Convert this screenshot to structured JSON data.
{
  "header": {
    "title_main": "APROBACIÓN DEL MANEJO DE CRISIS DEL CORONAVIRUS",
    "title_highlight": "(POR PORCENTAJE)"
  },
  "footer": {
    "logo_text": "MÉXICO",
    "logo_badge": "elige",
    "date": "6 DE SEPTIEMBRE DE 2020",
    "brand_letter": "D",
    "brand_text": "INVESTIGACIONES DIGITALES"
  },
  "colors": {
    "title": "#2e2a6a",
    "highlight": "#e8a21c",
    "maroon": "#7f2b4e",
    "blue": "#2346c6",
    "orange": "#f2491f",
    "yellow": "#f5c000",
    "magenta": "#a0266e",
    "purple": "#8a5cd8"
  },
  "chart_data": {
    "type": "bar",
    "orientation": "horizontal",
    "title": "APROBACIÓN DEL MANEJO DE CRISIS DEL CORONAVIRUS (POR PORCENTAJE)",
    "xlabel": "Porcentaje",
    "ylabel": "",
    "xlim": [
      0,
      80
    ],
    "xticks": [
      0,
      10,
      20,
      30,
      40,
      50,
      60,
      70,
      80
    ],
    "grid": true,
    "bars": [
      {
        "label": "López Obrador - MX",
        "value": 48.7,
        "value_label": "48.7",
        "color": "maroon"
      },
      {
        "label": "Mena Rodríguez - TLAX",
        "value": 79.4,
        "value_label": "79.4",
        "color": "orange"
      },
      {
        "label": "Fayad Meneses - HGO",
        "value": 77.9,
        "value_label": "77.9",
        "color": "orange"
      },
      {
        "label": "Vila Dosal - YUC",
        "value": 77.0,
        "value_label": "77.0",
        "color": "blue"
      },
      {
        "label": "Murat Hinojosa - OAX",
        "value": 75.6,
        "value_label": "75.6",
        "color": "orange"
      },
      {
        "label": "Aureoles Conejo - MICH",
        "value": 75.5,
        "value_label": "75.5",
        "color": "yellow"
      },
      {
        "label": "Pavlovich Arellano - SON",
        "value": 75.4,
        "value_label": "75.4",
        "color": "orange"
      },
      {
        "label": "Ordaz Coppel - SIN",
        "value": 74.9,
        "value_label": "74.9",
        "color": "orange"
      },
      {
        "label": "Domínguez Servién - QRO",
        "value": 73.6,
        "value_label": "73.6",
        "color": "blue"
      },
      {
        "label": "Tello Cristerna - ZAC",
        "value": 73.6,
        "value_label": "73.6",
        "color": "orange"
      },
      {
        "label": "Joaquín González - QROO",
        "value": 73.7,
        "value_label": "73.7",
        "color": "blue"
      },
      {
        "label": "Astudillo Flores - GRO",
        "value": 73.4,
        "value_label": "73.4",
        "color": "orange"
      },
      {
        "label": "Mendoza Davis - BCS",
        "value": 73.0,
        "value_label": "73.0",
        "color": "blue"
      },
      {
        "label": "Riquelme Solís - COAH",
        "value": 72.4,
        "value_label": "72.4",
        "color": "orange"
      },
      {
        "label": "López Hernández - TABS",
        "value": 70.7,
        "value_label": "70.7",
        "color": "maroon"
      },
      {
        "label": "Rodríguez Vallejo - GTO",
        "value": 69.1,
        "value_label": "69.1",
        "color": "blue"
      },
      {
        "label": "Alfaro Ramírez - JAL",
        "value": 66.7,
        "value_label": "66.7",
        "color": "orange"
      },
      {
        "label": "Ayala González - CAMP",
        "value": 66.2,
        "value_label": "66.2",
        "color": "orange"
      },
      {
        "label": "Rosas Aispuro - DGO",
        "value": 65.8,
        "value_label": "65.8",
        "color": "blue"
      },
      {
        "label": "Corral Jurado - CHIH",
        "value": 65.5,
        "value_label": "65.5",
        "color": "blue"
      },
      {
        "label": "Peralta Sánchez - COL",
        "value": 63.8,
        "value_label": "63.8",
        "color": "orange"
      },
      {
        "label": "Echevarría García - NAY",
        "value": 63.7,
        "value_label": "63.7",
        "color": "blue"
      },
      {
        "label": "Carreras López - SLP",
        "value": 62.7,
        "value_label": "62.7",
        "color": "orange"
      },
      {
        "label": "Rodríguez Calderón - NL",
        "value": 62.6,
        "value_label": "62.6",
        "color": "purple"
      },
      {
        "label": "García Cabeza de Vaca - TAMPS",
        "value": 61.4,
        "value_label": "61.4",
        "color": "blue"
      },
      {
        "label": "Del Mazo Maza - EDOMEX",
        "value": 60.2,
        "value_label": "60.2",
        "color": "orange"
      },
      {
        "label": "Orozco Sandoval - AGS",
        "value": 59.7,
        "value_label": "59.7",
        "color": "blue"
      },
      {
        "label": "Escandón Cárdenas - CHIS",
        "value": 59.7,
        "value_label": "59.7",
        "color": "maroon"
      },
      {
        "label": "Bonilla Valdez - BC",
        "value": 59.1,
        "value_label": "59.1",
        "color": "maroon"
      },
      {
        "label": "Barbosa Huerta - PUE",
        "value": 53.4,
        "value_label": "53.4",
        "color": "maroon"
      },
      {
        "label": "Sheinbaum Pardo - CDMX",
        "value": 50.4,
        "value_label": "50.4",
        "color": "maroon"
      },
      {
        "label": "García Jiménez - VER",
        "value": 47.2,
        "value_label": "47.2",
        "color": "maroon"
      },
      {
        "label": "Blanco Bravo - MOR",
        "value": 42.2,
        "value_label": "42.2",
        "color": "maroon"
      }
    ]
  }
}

*****

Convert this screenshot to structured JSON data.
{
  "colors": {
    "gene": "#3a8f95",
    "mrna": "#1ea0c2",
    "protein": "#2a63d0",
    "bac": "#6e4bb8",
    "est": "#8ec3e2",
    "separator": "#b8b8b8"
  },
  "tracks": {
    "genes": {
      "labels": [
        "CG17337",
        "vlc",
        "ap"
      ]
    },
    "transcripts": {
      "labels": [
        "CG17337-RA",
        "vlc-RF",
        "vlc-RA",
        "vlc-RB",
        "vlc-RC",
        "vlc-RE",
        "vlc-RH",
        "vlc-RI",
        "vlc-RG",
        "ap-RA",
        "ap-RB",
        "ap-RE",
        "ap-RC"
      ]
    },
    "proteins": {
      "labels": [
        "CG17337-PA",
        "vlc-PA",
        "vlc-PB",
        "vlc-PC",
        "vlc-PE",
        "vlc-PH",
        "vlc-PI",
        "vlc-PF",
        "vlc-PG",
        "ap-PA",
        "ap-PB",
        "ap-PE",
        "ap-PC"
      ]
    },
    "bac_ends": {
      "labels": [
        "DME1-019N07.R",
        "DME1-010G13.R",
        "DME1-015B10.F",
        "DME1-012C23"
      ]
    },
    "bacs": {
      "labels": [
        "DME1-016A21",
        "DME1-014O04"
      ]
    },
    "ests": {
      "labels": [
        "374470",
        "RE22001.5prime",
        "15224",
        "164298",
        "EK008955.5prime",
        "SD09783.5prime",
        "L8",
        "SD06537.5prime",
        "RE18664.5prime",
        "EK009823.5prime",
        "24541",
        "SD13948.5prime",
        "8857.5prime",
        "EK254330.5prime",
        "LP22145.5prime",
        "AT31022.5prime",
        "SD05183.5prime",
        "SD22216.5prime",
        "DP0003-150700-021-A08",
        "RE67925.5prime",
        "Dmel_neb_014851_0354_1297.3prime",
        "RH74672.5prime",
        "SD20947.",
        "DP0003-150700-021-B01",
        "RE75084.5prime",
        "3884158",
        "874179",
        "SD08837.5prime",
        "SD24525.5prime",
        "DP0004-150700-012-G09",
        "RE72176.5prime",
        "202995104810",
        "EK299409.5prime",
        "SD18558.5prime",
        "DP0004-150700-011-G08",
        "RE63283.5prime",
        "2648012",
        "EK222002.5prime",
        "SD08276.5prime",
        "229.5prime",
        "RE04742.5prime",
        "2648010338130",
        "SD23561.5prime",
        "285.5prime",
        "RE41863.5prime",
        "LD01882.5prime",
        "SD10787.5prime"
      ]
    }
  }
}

*****

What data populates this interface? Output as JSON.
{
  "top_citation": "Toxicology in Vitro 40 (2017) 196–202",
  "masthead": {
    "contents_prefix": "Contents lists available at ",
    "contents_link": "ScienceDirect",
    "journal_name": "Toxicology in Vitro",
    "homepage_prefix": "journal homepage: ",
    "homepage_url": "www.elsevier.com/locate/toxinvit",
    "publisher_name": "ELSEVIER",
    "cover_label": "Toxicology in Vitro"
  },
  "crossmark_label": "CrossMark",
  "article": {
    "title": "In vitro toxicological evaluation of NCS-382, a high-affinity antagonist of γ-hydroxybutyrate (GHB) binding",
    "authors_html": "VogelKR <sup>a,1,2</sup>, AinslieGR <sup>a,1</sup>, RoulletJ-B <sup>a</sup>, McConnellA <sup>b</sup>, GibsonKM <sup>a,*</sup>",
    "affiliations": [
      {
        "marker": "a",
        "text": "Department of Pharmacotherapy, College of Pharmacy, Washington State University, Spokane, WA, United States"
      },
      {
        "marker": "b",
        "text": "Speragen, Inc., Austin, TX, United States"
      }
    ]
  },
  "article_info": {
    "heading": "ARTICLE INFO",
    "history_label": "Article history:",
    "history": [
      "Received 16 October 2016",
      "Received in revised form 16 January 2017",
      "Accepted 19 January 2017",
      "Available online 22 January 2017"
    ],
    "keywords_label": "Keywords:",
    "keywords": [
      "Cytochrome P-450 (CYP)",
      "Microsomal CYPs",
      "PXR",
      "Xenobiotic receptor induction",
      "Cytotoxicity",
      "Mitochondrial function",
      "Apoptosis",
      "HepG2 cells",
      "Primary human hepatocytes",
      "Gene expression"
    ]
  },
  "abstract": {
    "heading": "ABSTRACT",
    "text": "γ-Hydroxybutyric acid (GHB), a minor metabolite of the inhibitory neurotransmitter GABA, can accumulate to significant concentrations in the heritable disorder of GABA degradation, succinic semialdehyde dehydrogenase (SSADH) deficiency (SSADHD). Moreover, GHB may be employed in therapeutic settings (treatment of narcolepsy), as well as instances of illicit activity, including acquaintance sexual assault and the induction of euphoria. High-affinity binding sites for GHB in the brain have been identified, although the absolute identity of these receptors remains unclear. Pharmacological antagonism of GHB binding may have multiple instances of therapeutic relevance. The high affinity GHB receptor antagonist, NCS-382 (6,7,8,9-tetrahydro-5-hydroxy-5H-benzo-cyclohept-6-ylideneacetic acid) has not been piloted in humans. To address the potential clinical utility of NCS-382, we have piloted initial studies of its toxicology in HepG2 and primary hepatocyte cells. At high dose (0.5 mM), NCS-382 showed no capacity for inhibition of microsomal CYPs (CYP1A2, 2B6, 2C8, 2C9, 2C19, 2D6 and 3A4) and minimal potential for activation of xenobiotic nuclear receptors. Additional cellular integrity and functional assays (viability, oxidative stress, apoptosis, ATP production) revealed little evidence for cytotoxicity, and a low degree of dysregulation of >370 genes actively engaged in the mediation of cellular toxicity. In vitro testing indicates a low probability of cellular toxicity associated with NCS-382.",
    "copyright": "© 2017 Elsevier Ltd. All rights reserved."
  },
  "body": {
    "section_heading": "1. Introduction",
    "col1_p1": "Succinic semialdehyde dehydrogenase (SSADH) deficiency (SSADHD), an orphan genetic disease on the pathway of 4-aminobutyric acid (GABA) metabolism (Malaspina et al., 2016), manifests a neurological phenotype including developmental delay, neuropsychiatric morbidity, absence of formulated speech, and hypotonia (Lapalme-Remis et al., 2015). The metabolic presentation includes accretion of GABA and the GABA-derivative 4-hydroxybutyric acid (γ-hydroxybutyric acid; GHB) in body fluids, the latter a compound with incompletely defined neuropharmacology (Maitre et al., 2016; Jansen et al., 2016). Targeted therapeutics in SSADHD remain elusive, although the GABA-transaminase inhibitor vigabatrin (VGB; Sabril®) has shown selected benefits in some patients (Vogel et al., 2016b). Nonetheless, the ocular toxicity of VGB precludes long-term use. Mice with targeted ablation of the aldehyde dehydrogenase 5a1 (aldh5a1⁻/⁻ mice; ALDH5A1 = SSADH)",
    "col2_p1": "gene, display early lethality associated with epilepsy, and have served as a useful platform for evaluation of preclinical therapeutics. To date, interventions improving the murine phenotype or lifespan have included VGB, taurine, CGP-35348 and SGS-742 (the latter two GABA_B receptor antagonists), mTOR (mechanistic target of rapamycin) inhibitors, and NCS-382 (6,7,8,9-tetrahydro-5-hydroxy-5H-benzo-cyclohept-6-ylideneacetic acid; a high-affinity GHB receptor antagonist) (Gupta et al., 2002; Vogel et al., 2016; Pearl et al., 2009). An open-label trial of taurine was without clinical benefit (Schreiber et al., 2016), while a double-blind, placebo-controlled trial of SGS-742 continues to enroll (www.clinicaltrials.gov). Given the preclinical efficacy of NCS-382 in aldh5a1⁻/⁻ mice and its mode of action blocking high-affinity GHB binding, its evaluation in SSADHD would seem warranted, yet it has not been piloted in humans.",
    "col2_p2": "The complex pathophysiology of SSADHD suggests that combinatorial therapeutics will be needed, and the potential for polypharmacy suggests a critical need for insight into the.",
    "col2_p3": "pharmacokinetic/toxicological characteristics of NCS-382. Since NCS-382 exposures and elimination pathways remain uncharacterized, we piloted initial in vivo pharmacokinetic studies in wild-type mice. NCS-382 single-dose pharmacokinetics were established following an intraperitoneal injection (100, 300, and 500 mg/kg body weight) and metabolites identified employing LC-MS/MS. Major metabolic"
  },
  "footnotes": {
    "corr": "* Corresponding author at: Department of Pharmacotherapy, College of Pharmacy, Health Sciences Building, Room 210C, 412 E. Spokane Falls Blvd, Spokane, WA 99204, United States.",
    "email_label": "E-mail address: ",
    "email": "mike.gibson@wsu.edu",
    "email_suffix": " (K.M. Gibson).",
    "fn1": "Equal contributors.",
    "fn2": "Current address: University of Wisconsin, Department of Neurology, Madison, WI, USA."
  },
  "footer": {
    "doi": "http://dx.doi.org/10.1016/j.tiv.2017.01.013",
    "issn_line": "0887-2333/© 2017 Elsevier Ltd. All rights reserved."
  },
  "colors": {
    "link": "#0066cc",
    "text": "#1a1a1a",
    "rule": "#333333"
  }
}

*****

[Work to complete] The lines you need are those with the word "Pharmacotherapy"; list them from the entries.

[Output of the exercise]
        "text": "Department of Pharmacotherapy, College of Pharmacy, Washington State University, Spokane, WA, United States"
    "corr": "* Corresponding author at: Department of Pharmacotherapy, College of Pharmacy, Health Sciences Building, Room 210C, 412 E. Spokane Falls Blvd, Spokane, WA 99204, United States.",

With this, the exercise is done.